§ RAW RECORDS
-- BEGIN --
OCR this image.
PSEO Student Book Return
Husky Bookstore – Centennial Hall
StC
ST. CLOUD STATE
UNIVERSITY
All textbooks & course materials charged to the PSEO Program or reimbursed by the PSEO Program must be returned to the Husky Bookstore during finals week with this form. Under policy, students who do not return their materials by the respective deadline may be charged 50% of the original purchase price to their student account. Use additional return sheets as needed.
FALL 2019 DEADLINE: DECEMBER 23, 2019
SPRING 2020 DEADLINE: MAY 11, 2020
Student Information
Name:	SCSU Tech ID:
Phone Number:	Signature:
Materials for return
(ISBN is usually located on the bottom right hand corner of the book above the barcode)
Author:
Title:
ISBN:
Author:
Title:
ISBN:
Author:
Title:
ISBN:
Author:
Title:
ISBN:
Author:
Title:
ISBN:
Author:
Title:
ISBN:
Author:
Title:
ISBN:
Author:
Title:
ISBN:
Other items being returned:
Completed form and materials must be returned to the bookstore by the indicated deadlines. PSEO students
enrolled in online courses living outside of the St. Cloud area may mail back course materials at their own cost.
-- END --
-- BEGIN --
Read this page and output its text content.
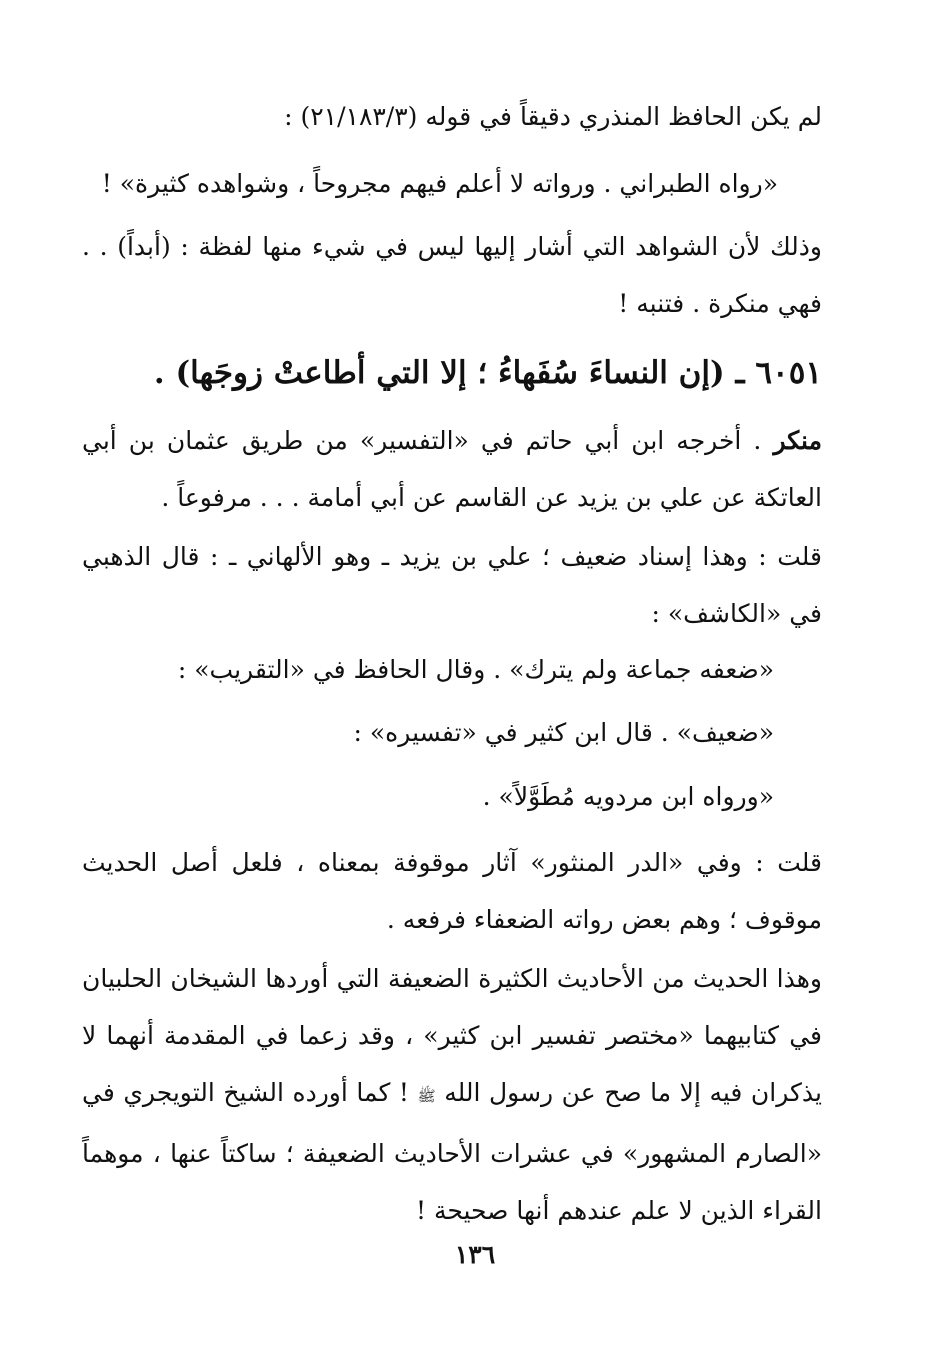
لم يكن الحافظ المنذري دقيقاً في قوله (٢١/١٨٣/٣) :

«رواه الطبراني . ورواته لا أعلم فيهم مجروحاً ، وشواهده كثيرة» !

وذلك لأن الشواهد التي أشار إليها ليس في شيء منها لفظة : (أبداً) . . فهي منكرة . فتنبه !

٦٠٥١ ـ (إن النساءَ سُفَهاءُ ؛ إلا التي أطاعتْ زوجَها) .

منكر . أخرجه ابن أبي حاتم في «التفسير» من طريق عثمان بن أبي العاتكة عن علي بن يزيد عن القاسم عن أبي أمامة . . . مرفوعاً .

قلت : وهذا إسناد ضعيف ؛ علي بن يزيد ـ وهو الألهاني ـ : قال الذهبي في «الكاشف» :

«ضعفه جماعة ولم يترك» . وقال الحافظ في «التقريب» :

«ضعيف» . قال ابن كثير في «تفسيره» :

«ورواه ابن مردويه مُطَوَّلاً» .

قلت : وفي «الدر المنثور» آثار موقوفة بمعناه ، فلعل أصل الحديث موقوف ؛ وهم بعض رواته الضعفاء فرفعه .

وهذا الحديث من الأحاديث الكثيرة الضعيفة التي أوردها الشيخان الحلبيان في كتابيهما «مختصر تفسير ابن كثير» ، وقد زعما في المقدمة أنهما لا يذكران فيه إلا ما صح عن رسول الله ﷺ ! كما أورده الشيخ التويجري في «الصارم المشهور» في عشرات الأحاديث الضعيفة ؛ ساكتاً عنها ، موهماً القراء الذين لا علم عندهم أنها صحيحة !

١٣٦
-- END --
-- BEGIN --
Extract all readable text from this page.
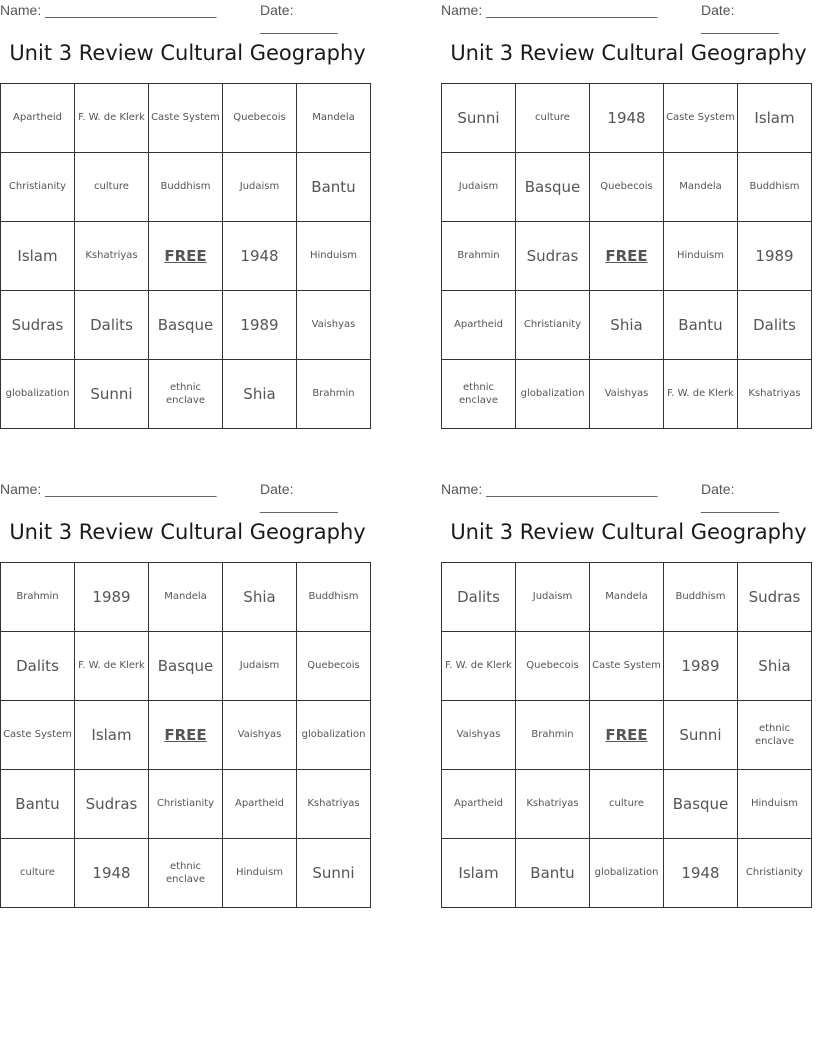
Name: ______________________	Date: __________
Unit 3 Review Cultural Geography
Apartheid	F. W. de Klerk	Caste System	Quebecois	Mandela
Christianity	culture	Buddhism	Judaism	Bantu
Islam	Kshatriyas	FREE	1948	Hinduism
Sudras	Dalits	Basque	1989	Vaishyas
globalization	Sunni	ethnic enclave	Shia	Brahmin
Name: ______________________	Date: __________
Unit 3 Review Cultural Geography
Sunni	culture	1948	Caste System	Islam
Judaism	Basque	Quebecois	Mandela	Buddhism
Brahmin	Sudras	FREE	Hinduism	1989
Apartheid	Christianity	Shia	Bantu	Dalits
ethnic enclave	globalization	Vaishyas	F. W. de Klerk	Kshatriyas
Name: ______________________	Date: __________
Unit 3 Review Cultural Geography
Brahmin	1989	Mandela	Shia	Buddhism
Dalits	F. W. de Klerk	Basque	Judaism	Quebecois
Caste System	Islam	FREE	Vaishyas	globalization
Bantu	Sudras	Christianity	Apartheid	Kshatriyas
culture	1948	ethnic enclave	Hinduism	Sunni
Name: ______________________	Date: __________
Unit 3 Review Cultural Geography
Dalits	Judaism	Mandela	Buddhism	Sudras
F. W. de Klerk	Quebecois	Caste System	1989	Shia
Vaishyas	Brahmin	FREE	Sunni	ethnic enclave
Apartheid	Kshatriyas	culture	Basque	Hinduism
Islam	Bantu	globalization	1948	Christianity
-- END --
From the material above, copy each line that includes the word "enclave".

globalization	Sunni	ethnic enclave	Shia	Brahmin
ethnic enclave	globalization	Vaishyas	F. W. de Klerk	Kshatriyas
culture	1948	ethnic enclave	Hinduism	Sunni
Vaishyas	Brahmin	FREE	Sunni	ethnic enclave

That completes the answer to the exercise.